Dataset records:

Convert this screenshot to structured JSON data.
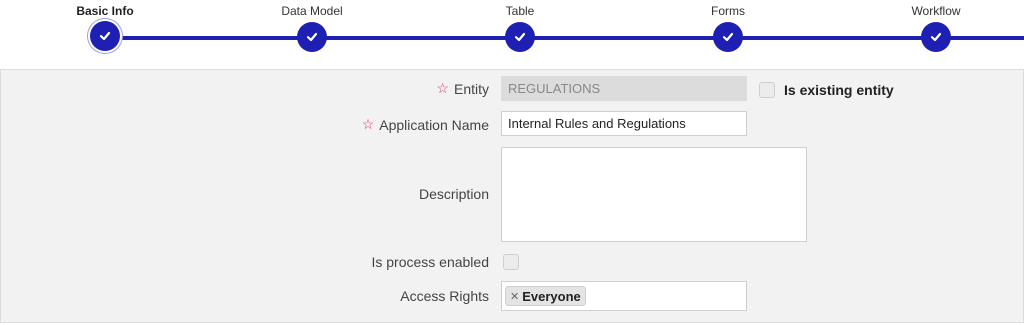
{
  "stepper": {
    "steps": [
      {
        "label": "Basic Info",
        "state": "active"
      },
      {
        "label": "Data Model",
        "state": "complete"
      },
      {
        "label": "Table",
        "state": "complete"
      },
      {
        "label": "Forms",
        "state": "complete"
      },
      {
        "label": "Workflow",
        "state": "complete"
      }
    ],
    "check_icon": "checkmark-icon",
    "line_color": "#1e1fb3"
  },
  "form": {
    "entity": {
      "label": "Entity",
      "required": true,
      "value": "REGULATIONS",
      "disabled": true
    },
    "is_existing_entity": {
      "label": "Is existing entity",
      "checked": false
    },
    "application_name": {
      "label": "Application Name",
      "required": true,
      "value": "Internal Rules and Regulations"
    },
    "description": {
      "label": "Description",
      "value": ""
    },
    "is_process_enabled": {
      "label": "Is process enabled",
      "checked": false
    },
    "access_rights": {
      "label": "Access Rights",
      "tags": [
        {
          "label": "Everyone",
          "remove_icon": "close-icon"
        }
      ]
    },
    "required_icon": "star-outline-icon",
    "required_color": "#e0307a"
  }
}
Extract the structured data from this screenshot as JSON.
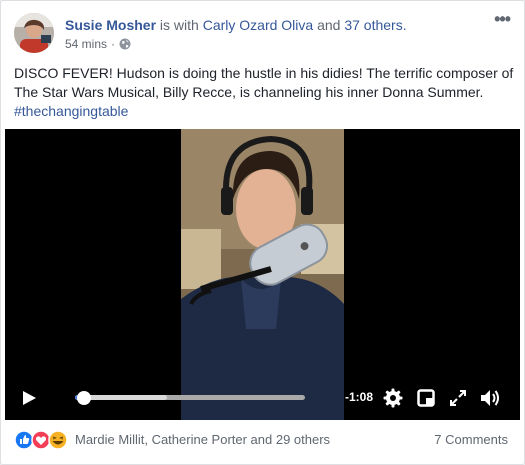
{
  "post": {
    "author": "Susie Mosher",
    "with_text": "is with",
    "tagged_person": "Carly Ozard Oliva",
    "and_text": "and",
    "tagged_others": "37 others.",
    "time": "54 mins",
    "audience_icon": "globe-icon",
    "text": "DISCO FEVER! Hudson is doing the hustle in his didies! The terrific composer of The Star Wars Musical, Billy Recce, is channeling his inner Donna Summer.",
    "hashtag": "#thechangingtable"
  },
  "video": {
    "time_remaining": "-1:08",
    "progress": 0.04,
    "buffered": 0.4,
    "controls": [
      "play-icon",
      "gear-icon",
      "pip-icon",
      "fullscreen-icon",
      "volume-icon"
    ]
  },
  "reactions": {
    "icons": [
      "like-icon",
      "love-icon",
      "haha-icon"
    ],
    "names": "Mardie Millit, Catherine Porter and 29 others",
    "comments": "7 Comments"
  },
  "colors": {
    "link": "#365899",
    "seek_played": "#4a76d6",
    "like": "#1877f2",
    "love": "#f33e58",
    "haha": "#f7b125"
  }
}
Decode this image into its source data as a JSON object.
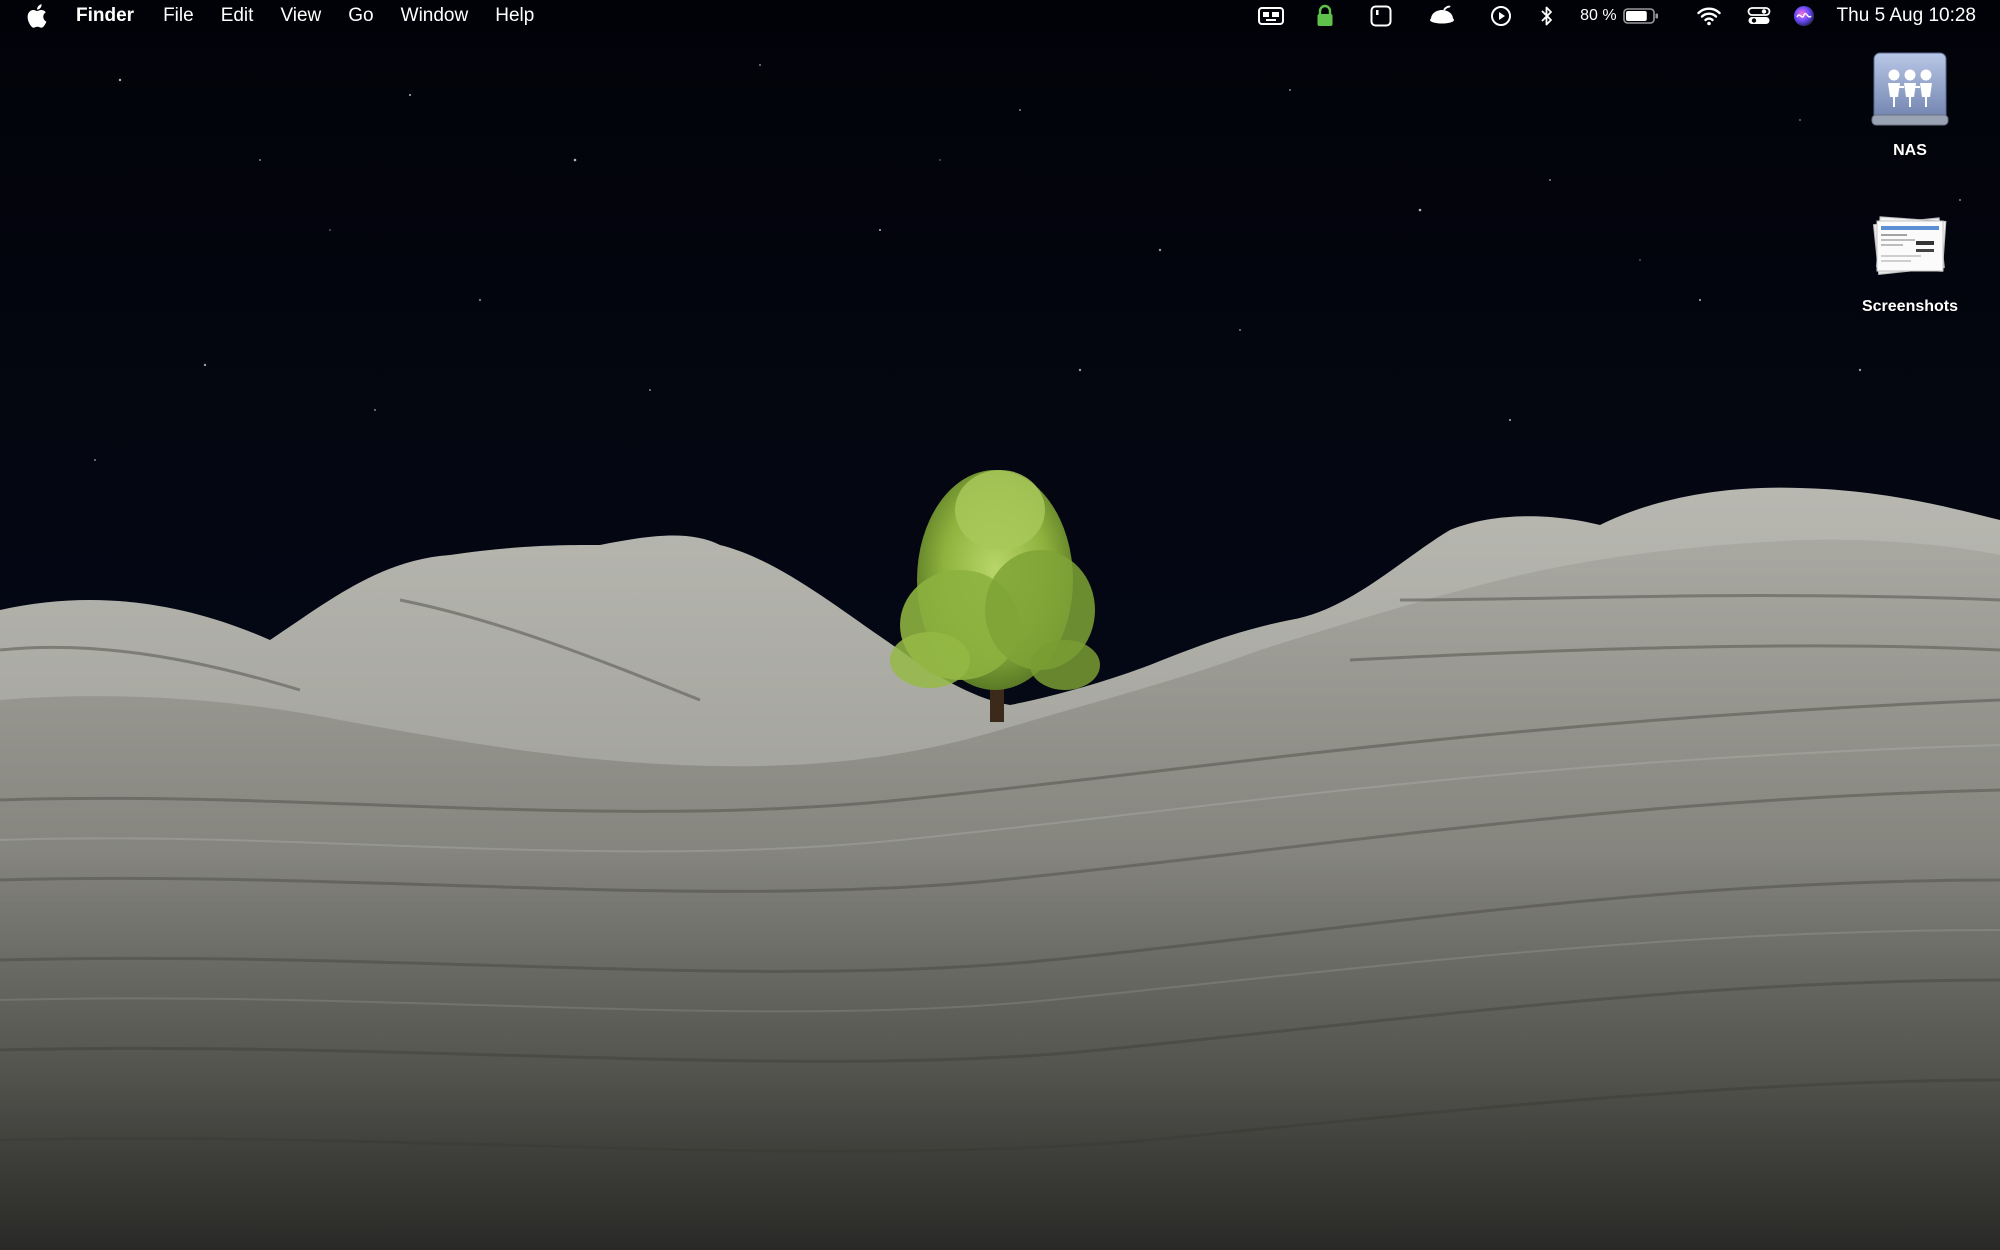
{
  "menubar": {
    "app_name": "Finder",
    "menus": [
      "File",
      "Edit",
      "View",
      "Go",
      "Window",
      "Help"
    ],
    "status_icons": [
      "screen-record-icon",
      "lock-icon",
      "app-window-icon",
      "cloud-cap-icon",
      "play-circle-icon",
      "bluetooth-icon"
    ],
    "battery_percent": "80 %",
    "battery_level": 0.8,
    "clock": "Thu 5 Aug  10:28"
  },
  "desktop_icons": [
    {
      "label": "NAS",
      "icon": "network-drive-icon"
    },
    {
      "label": "Screenshots",
      "icon": "screenshots-stack-icon"
    }
  ],
  "colors": {
    "sky": "#03040a",
    "rock": "#8f8f88",
    "tree": "#9cbf48",
    "menubar_text": "#ffffff"
  }
}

Given task:
Write out the material above once more, exactly as it reads, with no pictures.

Written solution:
Convert this screenshot to structured JSON data.
{
  "stepper": {
    "steps": [
      {
        "label": "Basic Info",
        "state": "active"
      },
      {
        "label": "Data Model",
        "state": "complete"
      },
      {
        "label": "Table",
        "state": "complete"
      },
      {
        "label": "Forms",
        "state": "complete"
      },
      {
        "label": "Workflow",
        "state": "complete"
      }
    ],
    "check_icon": "checkmark-icon",
    "line_color": "#1e1fb3"
  },
  "form": {
    "entity": {
      "label": "Entity",
      "required": true,
      "value": "REGULATIONS",
      "disabled": true
    },
    "is_existing_entity": {
      "label": "Is existing entity",
      "checked": false
    },
    "application_name": {
      "label": "Application Name",
      "required": true,
      "value": "Internal Rules and Regulations"
    },
    "description": {
      "label": "Description",
      "value": ""
    },
    "is_process_enabled": {
      "label": "Is process enabled",
      "checked": false
    },
    "access_rights": {
      "label": "Access Rights",
      "tags": [
        {
          "label": "Everyone",
          "remove_icon": "close-icon"
        }
      ]
    },
    "required_icon": "star-outline-icon",
    "required_color": "#e0307a"
  }
}
Extract the structured data from this screenshot as JSON.
{
  "post": {
    "author": "Susie Mosher",
    "with_text": "is with",
    "tagged_person": "Carly Ozard Oliva",
    "and_text": "and",
    "tagged_others": "37 others.",
    "time": "54 mins",
    "audience_icon": "globe-icon",
    "text": "DISCO FEVER! Hudson is doing the hustle in his didies! The terrific composer of The Star Wars Musical, Billy Recce, is channeling his inner Donna Summer.",
    "hashtag": "#thechangingtable"
  },
  "video": {
    "time_remaining": "-1:08",
    "progress": 0.04,
    "buffered": 0.4,
    "controls": [
      "play-icon",
      "gear-icon",
      "pip-icon",
      "fullscreen-icon",
      "volume-icon"
    ]
  },
  "reactions": {
    "icons": [
      "like-icon",
      "love-icon",
      "haha-icon"
    ],
    "names": "Mardie Millit, Catherine Porter and 29 others",
    "comments": "7 Comments"
  },
  "colors": {
    "link": "#365899",
    "seek_played": "#4a76d6",
    "like": "#1877f2",
    "love": "#f33e58",
    "haha": "#f7b125"
  }
}
Decode this image into its source data as a JSON object.
{
  "menubar": {
    "app_name": "Finder",
    "menus": [
      "File",
      "Edit",
      "View",
      "Go",
      "Window",
      "Help"
    ],
    "status_icons": [
      "screen-record-icon",
      "lock-icon",
      "app-window-icon",
      "cloud-cap-icon",
      "play-circle-icon",
      "bluetooth-icon"
    ],
    "battery_percent": "80 %",
    "battery_level": 0.8,
    "clock": "Thu 5 Aug  10:28"
  },
  "desktop_icons": [
    {
      "label": "NAS",
      "icon": "network-drive-icon"
    },
    {
      "label": "Screenshots",
      "icon": "screenshots-stack-icon"
    }
  ],
  "colors": {
    "sky": "#03040a",
    "rock": "#8f8f88",
    "tree": "#9cbf48",
    "menubar_text": "#ffffff"
  }
}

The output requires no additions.